**Written task**
Pull out each line of the data that includes the word "JSON".

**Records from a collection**
════════════════

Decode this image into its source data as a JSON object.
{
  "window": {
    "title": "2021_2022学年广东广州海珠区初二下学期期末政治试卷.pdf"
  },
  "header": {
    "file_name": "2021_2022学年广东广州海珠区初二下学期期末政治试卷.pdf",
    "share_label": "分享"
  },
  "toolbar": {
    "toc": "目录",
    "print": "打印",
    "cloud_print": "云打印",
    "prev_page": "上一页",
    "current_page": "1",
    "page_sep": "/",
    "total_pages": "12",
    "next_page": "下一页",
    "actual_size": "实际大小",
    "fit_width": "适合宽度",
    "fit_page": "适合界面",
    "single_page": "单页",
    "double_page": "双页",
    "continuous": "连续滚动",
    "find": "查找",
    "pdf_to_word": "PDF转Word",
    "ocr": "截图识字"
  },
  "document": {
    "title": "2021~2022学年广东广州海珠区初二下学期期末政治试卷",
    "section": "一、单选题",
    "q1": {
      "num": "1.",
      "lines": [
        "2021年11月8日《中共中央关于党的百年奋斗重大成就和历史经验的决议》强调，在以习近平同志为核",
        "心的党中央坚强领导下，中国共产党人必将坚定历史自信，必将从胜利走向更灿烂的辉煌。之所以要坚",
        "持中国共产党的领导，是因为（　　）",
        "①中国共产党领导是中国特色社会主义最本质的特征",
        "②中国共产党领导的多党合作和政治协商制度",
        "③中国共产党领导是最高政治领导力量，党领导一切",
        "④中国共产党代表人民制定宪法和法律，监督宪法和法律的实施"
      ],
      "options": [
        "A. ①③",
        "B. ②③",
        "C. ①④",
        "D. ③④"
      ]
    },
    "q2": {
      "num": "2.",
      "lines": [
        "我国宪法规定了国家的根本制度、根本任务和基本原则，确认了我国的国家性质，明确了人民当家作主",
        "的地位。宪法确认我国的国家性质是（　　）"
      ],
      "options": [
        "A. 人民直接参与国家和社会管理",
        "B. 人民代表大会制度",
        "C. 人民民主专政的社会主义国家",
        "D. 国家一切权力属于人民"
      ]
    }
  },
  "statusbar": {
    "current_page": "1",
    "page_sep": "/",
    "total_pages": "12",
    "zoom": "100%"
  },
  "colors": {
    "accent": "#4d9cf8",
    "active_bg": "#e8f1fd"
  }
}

════════════════

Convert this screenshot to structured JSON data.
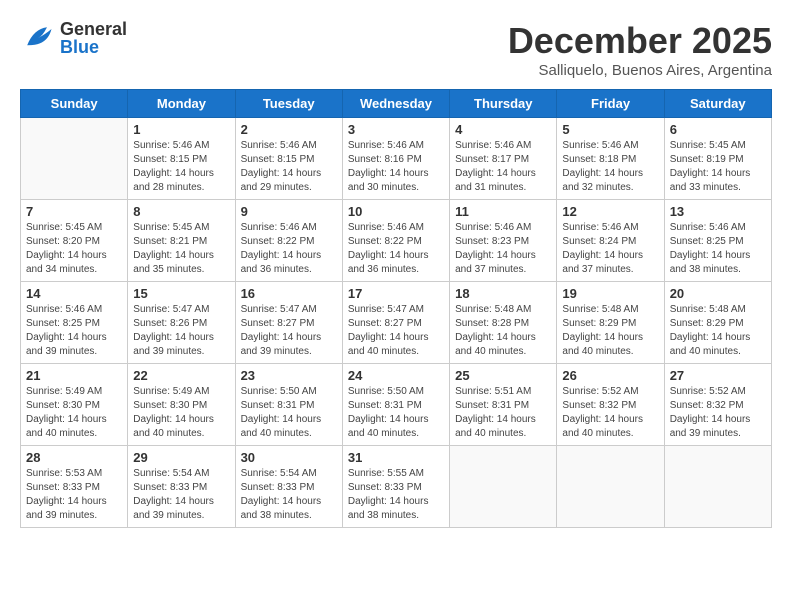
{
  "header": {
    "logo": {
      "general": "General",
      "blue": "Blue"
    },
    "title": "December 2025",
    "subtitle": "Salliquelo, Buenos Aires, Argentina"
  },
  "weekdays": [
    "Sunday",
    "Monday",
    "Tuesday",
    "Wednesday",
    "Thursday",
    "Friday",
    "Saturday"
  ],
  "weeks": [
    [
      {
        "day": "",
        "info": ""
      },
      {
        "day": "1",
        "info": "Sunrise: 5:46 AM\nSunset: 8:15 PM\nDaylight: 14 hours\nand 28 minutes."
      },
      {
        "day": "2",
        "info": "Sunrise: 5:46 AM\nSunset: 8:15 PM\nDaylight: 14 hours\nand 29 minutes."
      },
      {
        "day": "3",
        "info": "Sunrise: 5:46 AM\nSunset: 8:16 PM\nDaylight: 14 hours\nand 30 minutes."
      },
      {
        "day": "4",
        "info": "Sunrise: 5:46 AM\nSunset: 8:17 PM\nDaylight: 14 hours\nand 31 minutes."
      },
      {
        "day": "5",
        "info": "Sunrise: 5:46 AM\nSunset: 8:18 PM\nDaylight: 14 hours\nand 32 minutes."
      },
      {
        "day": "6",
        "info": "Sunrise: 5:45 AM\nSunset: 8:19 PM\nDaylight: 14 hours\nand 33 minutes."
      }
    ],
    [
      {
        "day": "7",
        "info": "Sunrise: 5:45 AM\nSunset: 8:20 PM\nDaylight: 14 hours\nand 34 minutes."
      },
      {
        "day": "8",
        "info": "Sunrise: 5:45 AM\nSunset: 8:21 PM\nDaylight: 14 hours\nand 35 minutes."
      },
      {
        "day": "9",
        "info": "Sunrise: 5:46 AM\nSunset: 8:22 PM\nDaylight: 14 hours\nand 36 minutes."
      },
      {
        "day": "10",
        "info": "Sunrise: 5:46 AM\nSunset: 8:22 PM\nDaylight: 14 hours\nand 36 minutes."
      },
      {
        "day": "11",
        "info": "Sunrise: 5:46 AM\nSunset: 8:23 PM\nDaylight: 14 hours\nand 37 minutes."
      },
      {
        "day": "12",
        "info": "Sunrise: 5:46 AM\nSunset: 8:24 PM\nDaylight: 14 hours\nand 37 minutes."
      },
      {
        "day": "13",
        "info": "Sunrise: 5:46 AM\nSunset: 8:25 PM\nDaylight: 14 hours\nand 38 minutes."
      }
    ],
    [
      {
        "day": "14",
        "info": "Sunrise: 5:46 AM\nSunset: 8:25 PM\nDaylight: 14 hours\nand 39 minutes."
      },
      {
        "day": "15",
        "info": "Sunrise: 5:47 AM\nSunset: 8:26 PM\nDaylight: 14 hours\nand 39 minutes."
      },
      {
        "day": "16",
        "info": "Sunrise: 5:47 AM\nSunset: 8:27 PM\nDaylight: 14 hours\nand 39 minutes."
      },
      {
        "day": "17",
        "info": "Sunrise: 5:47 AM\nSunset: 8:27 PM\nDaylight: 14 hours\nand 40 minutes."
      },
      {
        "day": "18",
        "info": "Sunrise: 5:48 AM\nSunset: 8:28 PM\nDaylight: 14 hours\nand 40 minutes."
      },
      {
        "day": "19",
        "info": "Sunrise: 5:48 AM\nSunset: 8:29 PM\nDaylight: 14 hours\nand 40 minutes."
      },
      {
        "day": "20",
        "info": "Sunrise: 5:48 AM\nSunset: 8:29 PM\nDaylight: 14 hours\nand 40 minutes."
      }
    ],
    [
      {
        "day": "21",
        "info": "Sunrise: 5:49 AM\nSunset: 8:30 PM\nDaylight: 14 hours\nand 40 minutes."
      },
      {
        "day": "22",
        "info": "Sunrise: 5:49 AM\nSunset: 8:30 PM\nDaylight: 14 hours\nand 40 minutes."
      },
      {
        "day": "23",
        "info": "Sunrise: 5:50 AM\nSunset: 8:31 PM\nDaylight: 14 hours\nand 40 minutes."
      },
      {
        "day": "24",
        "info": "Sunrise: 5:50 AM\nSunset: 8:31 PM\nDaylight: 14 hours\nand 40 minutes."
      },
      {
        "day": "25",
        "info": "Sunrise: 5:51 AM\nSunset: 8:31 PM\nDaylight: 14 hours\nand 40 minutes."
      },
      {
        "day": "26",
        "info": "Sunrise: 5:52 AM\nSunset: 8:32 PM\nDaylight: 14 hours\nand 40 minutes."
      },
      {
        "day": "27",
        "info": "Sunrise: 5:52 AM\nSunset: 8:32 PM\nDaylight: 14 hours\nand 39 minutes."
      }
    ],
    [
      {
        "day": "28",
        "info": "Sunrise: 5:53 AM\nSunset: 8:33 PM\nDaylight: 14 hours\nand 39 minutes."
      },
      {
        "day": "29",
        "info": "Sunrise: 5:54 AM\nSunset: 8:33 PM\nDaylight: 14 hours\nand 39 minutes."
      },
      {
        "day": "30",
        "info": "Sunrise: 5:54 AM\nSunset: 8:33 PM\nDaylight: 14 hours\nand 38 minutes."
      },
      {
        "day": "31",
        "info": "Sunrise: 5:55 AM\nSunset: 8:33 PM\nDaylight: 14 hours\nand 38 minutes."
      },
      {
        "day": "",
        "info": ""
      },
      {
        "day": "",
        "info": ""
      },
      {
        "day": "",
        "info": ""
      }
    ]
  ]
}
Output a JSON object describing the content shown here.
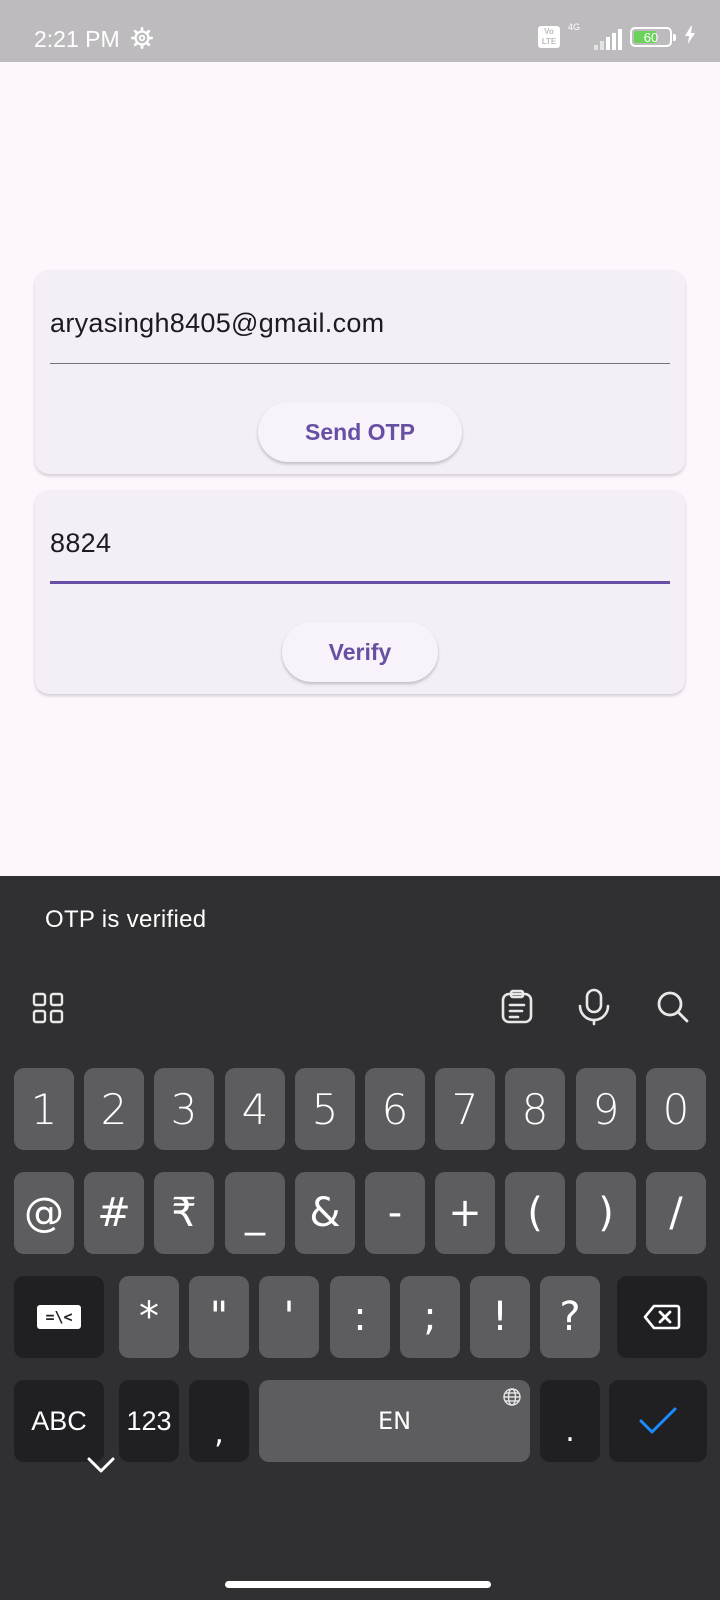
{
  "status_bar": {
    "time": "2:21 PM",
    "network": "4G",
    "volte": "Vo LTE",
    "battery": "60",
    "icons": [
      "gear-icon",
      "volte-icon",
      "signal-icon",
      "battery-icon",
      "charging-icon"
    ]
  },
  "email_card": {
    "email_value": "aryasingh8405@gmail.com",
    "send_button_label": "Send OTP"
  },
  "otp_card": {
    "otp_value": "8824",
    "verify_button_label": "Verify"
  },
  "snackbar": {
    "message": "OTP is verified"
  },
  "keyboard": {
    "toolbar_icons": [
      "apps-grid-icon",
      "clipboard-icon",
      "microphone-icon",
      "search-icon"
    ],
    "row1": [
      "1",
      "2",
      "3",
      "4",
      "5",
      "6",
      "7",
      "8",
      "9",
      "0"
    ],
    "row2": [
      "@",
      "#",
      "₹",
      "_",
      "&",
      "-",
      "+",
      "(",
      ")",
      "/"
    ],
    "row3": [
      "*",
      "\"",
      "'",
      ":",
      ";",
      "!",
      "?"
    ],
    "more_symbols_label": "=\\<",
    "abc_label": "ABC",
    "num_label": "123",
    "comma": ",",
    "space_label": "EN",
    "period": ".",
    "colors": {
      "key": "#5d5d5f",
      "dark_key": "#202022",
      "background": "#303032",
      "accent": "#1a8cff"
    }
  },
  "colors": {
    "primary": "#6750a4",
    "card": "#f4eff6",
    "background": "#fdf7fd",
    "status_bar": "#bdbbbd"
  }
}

════════════════

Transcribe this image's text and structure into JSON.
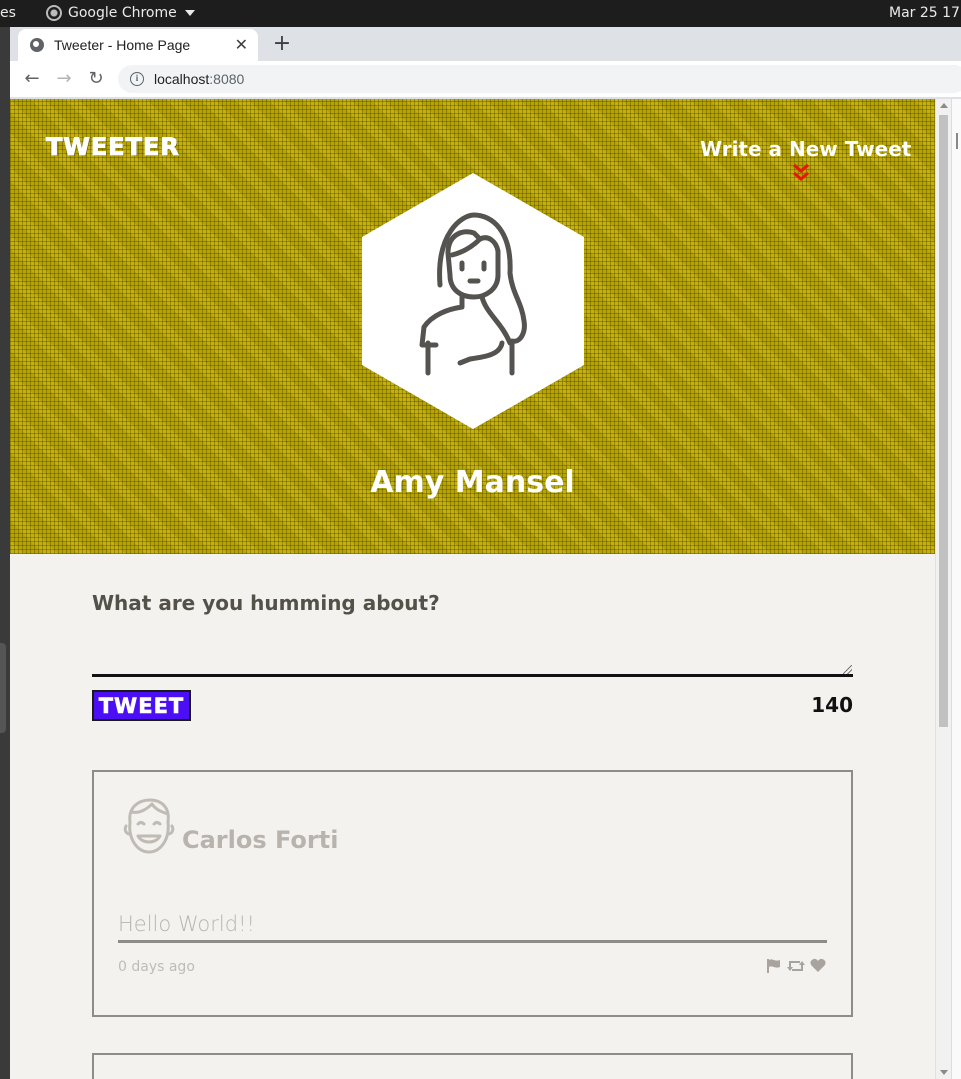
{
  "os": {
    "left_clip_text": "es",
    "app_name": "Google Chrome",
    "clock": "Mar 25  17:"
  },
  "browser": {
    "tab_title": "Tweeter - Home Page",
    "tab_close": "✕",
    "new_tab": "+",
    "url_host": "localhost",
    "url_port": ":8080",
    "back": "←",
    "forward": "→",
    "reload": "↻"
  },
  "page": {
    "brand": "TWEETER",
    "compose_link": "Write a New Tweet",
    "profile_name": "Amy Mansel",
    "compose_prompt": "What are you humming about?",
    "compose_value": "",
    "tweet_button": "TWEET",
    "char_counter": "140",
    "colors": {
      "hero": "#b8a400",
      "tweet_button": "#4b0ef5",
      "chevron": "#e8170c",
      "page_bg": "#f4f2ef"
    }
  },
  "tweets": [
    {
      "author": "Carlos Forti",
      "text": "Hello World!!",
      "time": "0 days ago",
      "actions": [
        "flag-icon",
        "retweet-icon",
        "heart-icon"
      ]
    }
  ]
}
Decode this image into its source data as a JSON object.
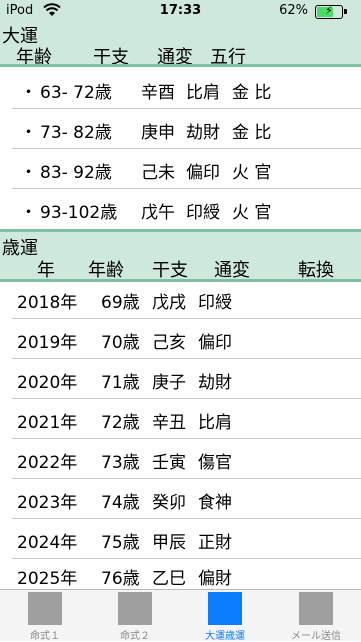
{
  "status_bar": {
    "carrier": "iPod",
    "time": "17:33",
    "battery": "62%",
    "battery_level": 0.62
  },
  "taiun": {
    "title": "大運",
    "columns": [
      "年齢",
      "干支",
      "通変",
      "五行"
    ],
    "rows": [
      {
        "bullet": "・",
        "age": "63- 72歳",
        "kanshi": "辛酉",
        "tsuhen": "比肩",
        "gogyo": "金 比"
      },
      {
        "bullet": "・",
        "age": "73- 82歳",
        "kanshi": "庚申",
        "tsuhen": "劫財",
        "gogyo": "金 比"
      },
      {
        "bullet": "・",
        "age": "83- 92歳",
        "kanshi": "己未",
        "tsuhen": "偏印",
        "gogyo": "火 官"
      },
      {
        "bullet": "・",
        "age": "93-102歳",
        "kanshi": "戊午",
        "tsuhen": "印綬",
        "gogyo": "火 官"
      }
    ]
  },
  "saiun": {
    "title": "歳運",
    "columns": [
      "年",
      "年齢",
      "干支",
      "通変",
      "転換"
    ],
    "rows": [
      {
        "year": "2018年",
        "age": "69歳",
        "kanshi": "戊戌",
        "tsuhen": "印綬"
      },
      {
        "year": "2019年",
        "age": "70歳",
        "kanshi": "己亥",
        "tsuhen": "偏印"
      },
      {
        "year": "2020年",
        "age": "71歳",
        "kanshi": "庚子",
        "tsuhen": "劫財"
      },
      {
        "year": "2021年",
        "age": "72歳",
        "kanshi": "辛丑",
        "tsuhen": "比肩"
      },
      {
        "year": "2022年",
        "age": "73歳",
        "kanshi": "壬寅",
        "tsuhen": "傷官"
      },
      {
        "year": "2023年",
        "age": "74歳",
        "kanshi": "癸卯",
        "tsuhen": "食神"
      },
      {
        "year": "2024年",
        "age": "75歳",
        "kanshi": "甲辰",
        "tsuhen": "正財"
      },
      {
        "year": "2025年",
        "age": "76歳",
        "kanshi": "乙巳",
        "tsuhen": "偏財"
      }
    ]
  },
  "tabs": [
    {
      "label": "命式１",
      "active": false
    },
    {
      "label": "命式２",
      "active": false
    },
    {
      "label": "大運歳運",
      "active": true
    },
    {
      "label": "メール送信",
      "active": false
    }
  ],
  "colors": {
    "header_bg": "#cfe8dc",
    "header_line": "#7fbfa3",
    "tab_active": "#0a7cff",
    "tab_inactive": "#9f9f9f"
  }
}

════════════════

**Exercise response**
Decode this image into its source data as a JSON object.
Convert this screenshot to structured JSON data.
Output a JSON object describing the content shown here.
Transcribe this image's text and structure into JSON.
Decode this image into its source data as a JSON object.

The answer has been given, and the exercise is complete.